WHAT IS BEING ASKED
Reproduce every line of the listing below word for word, omitting the pictures.

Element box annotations
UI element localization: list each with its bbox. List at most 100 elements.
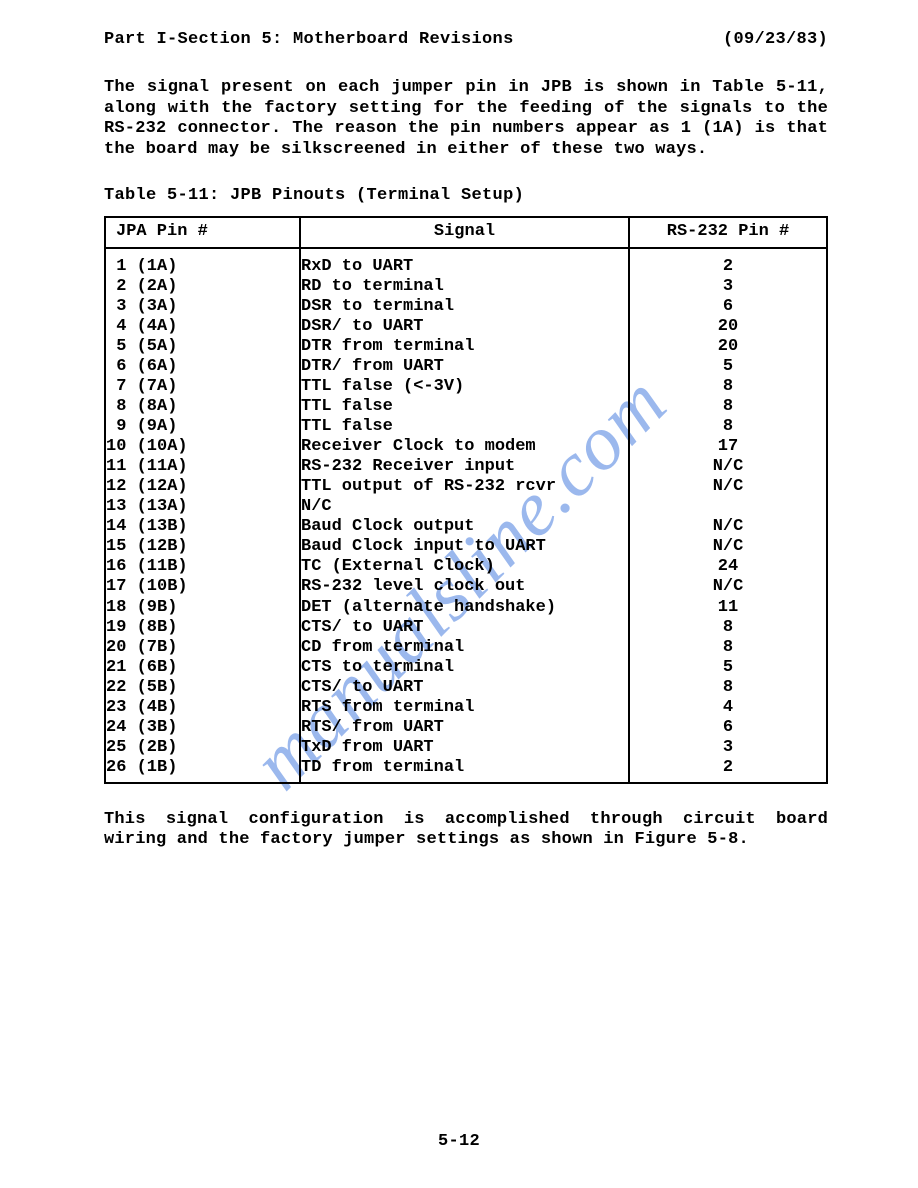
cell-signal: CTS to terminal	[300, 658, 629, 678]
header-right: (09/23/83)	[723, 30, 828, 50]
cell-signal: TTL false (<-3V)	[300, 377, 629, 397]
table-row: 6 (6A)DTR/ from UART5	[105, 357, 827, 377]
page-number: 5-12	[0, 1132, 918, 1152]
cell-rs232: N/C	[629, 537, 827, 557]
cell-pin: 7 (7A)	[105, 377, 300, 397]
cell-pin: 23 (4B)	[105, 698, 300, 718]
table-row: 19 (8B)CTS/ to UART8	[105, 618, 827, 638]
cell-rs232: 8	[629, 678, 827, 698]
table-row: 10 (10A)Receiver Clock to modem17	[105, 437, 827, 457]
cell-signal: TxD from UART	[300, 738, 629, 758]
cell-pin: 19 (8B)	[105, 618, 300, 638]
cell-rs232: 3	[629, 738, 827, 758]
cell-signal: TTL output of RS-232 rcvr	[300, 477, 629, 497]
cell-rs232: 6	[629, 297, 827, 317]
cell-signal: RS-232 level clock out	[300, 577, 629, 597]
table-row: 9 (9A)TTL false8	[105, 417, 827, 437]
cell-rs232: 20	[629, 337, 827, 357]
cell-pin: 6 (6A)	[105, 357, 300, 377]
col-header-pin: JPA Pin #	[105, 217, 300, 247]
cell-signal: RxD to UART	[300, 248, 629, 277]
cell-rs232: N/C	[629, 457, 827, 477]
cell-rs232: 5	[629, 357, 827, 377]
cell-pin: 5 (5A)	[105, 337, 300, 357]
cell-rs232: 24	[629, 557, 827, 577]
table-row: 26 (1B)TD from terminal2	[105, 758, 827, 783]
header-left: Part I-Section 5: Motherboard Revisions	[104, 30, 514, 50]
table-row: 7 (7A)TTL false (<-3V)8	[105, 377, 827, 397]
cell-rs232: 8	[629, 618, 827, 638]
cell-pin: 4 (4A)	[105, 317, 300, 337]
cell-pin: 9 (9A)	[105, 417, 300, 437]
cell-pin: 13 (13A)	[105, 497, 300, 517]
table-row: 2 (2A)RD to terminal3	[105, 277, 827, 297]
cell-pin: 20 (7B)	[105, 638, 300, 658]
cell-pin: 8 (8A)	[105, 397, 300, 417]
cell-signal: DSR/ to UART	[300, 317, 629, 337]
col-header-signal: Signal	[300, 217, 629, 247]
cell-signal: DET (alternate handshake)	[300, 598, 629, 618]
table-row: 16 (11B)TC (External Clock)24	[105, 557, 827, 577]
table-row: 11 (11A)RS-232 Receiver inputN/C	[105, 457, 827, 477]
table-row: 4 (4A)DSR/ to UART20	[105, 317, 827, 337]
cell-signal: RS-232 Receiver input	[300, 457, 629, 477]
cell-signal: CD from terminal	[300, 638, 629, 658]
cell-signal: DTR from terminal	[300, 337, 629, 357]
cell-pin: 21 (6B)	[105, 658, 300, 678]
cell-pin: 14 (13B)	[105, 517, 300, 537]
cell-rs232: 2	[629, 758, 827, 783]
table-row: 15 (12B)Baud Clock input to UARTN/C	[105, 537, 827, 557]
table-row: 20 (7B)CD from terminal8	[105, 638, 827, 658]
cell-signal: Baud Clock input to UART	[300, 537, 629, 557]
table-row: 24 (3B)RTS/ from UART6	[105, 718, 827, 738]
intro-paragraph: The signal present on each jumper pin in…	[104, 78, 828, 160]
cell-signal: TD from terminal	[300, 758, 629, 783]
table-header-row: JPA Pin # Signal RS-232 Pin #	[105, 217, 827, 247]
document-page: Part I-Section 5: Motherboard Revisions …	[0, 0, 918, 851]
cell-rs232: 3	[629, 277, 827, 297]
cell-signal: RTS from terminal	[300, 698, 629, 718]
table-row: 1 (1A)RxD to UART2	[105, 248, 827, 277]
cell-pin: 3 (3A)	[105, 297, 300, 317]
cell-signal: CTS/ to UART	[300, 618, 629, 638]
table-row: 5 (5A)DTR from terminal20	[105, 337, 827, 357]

RESULT FOR THIS TASK
UI element localization: list each with its bbox. List at most 100 elements.
cell-signal: CTS to terminal	[300, 658, 629, 678]
header-right: (09/23/83)	[723, 30, 828, 50]
cell-signal: TTL false (<-3V)	[300, 377, 629, 397]
table-row: 6 (6A)DTR/ from UART5	[105, 357, 827, 377]
page-number: 5-12	[0, 1132, 918, 1152]
cell-rs232: N/C	[629, 537, 827, 557]
cell-pin: 7 (7A)	[105, 377, 300, 397]
cell-pin: 23 (4B)	[105, 698, 300, 718]
table-row: 19 (8B)CTS/ to UART8	[105, 618, 827, 638]
cell-rs232: 8	[629, 678, 827, 698]
table-row: 10 (10A)Receiver Clock to modem17	[105, 437, 827, 457]
cell-signal: TxD from UART	[300, 738, 629, 758]
cell-pin: 19 (8B)	[105, 618, 300, 638]
cell-rs232: 3	[629, 738, 827, 758]
cell-signal: TTL output of RS-232 rcvr	[300, 477, 629, 497]
cell-rs232: 6	[629, 297, 827, 317]
cell-signal: RS-232 level clock out	[300, 577, 629, 597]
table-row: 9 (9A)TTL false8	[105, 417, 827, 437]
cell-rs232: 20	[629, 337, 827, 357]
cell-pin: 6 (6A)	[105, 357, 300, 377]
col-header-pin: JPA Pin #	[105, 217, 300, 247]
cell-signal: RxD to UART	[300, 248, 629, 277]
cell-rs232: N/C	[629, 457, 827, 477]
cell-rs232: 5	[629, 357, 827, 377]
cell-pin: 5 (5A)	[105, 337, 300, 357]
cell-rs232: 24	[629, 557, 827, 577]
table-row: 26 (1B)TD from terminal2	[105, 758, 827, 783]
header-left: Part I-Section 5: Motherboard Revisions	[104, 30, 514, 50]
table-row: 7 (7A)TTL false (<-3V)8	[105, 377, 827, 397]
cell-rs232: 8	[629, 618, 827, 638]
cell-pin: 4 (4A)	[105, 317, 300, 337]
cell-pin: 9 (9A)	[105, 417, 300, 437]
cell-pin: 13 (13A)	[105, 497, 300, 517]
table-row: 2 (2A)RD to terminal3	[105, 277, 827, 297]
cell-pin: 20 (7B)	[105, 638, 300, 658]
cell-pin: 8 (8A)	[105, 397, 300, 417]
cell-signal: DSR/ to UART	[300, 317, 629, 337]
col-header-signal: Signal	[300, 217, 629, 247]
cell-signal: DET (alternate handshake)	[300, 598, 629, 618]
table-row: 16 (11B)TC (External Clock)24	[105, 557, 827, 577]
table-row: 11 (11A)RS-232 Receiver inputN/C	[105, 457, 827, 477]
table-row: 4 (4A)DSR/ to UART20	[105, 317, 827, 337]
cell-signal: RS-232 Receiver input	[300, 457, 629, 477]
cell-signal: CD from terminal	[300, 638, 629, 658]
cell-signal: DTR from terminal	[300, 337, 629, 357]
cell-pin: 21 (6B)	[105, 658, 300, 678]
cell-pin: 14 (13B)	[105, 517, 300, 537]
cell-rs232: 2	[629, 758, 827, 783]
table-row: 15 (12B)Baud Clock input to UARTN/C	[105, 537, 827, 557]
table-row: 20 (7B)CD from terminal8	[105, 638, 827, 658]
cell-signal: Baud Clock input to UART	[300, 537, 629, 557]
table-row: 24 (3B)RTS/ from UART6	[105, 718, 827, 738]
intro-paragraph: The signal present on each jumper pin in…	[104, 78, 828, 160]
cell-signal: TD from terminal	[300, 758, 629, 783]
table-header-row: JPA Pin # Signal RS-232 Pin #	[105, 217, 827, 247]
document-page: Part I-Section 5: Motherboard Revisions …	[0, 0, 918, 851]
cell-rs232: 3	[629, 277, 827, 297]
cell-signal: RTS from terminal	[300, 698, 629, 718]
table-row: 1 (1A)RxD to UART2	[105, 248, 827, 277]
cell-pin: 3 (3A)	[105, 297, 300, 317]
cell-signal: CTS/ to UART	[300, 618, 629, 638]
table-row: 5 (5A)DTR from terminal20	[105, 337, 827, 357]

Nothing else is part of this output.